__Directions for this task__. Scan the records for the string "متضاد"; copy each line where it occurs.

▬▬▬

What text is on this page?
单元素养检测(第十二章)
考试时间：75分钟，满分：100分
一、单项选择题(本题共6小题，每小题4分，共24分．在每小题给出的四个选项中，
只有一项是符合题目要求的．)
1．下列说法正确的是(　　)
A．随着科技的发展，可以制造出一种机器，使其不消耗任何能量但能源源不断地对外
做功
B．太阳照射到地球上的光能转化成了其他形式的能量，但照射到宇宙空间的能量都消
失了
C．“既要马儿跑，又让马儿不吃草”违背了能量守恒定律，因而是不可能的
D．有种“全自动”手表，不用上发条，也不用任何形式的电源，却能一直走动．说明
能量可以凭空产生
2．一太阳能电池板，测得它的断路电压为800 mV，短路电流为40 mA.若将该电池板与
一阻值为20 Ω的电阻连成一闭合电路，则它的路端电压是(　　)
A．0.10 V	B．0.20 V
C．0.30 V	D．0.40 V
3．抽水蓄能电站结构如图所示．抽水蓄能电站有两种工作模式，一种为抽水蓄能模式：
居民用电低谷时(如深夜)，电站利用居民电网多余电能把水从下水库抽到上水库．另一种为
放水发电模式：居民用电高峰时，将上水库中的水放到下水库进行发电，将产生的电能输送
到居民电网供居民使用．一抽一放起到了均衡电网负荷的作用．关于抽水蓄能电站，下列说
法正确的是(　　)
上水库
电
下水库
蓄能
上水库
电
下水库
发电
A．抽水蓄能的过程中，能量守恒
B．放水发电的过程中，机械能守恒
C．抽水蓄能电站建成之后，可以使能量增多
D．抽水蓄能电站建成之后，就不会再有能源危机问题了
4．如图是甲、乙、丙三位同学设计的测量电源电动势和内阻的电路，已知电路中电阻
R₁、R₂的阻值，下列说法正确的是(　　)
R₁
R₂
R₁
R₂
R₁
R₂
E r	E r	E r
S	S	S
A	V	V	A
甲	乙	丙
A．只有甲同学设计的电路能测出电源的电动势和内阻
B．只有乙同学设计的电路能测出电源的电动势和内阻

▬▬▬

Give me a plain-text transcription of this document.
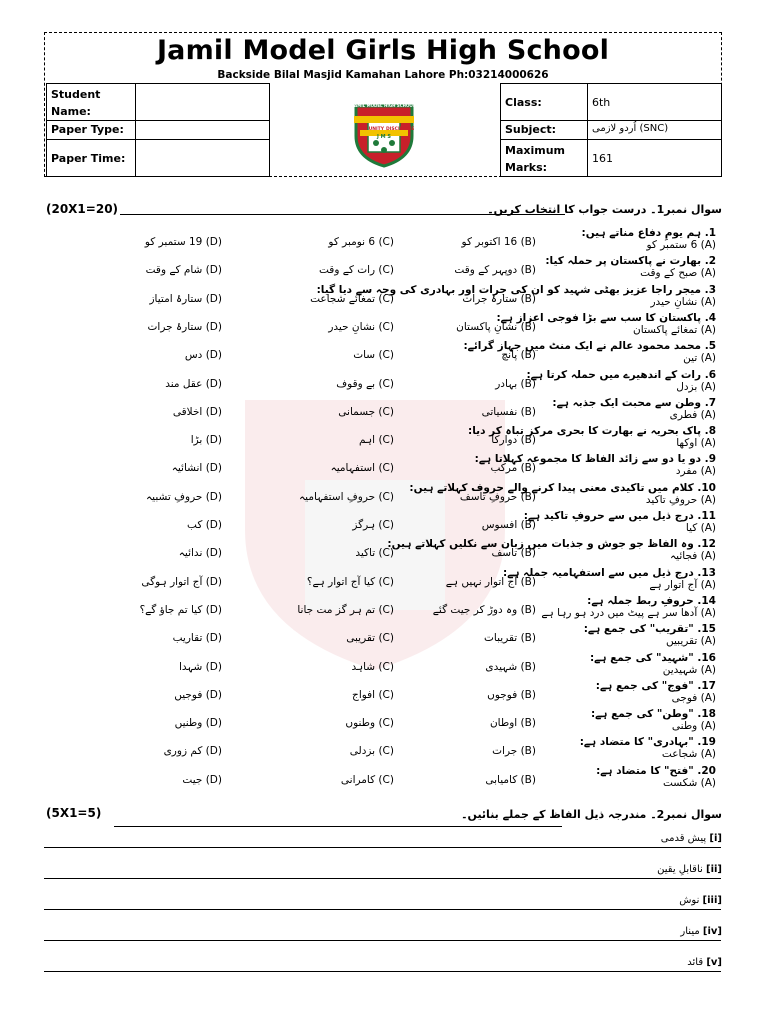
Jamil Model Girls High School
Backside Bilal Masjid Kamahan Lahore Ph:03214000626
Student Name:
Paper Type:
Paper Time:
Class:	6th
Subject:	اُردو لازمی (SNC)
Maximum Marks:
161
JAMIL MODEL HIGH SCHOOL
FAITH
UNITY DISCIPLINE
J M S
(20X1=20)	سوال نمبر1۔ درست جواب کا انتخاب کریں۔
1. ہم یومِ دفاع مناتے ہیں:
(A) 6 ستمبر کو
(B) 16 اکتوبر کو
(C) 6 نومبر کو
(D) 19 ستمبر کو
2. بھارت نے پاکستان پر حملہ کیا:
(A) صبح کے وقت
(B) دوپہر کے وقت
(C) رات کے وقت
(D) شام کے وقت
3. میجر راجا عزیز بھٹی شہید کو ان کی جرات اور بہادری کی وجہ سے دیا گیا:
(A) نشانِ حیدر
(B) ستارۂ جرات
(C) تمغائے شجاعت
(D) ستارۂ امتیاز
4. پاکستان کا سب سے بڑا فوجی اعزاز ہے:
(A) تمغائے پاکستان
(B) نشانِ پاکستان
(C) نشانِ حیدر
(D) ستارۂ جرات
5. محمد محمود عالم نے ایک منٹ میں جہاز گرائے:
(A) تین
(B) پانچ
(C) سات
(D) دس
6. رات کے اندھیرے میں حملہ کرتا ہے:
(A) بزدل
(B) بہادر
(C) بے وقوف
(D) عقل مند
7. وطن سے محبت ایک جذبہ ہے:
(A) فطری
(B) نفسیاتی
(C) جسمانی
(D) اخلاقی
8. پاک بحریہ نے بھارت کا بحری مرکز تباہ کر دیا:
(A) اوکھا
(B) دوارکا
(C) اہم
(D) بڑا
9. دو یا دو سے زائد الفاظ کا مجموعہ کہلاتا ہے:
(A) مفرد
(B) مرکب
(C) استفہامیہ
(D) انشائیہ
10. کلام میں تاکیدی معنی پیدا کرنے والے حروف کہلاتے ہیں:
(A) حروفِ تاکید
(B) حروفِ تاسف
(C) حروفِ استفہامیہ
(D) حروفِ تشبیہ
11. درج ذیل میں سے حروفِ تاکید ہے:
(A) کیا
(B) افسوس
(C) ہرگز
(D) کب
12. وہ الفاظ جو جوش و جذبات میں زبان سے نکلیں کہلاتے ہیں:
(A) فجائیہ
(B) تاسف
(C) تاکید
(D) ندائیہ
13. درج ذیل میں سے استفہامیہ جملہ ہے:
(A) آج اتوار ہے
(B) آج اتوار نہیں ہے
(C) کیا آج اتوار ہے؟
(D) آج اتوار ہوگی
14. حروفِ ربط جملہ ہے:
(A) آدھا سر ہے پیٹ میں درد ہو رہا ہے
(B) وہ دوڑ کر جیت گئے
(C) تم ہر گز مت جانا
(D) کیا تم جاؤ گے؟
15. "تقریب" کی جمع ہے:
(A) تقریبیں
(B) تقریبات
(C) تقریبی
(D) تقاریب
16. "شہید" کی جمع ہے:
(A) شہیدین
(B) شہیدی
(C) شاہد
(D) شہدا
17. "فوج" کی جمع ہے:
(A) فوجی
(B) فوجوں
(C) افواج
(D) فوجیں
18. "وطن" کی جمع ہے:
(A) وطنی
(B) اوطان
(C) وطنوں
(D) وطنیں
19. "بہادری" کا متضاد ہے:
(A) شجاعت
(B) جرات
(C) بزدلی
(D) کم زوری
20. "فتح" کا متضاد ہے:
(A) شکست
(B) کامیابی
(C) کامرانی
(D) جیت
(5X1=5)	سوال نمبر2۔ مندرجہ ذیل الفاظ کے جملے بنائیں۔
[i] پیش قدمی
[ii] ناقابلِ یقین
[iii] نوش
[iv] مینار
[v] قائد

▬▬▬

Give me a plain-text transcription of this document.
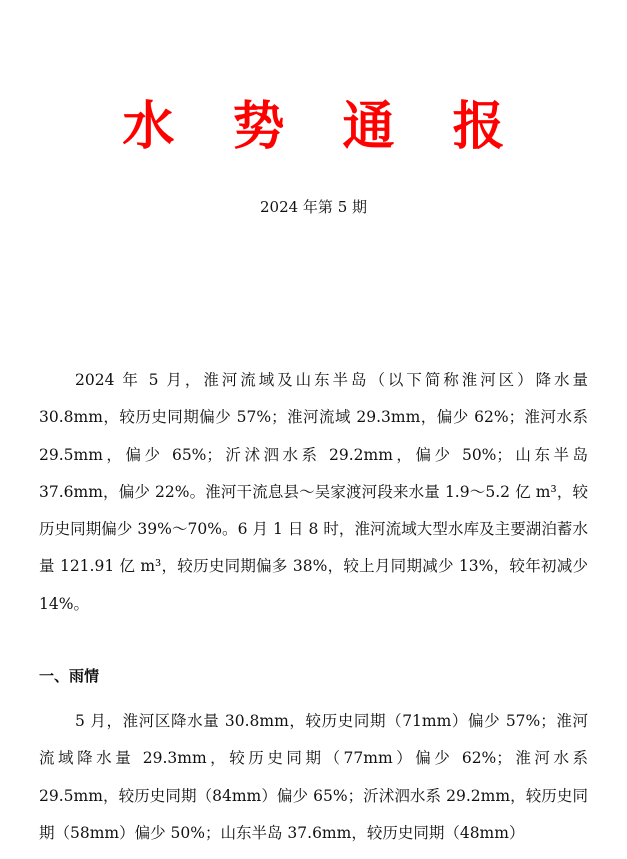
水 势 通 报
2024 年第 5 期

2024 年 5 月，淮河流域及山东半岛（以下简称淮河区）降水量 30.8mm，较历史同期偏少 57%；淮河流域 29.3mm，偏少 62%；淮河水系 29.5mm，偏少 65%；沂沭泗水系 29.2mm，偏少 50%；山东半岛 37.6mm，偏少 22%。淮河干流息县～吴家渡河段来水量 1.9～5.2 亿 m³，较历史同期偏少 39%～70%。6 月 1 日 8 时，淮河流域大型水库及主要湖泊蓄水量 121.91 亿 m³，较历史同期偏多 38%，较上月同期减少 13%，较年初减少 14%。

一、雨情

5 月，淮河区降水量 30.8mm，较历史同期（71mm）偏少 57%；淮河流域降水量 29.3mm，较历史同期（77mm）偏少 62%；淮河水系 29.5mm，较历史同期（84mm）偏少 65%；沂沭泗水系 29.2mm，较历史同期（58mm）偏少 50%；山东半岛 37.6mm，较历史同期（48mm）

▬▬▬

__Result__.
19. "بہادری" کا متضاد ہے:
20. "فتح" کا متضاد ہے:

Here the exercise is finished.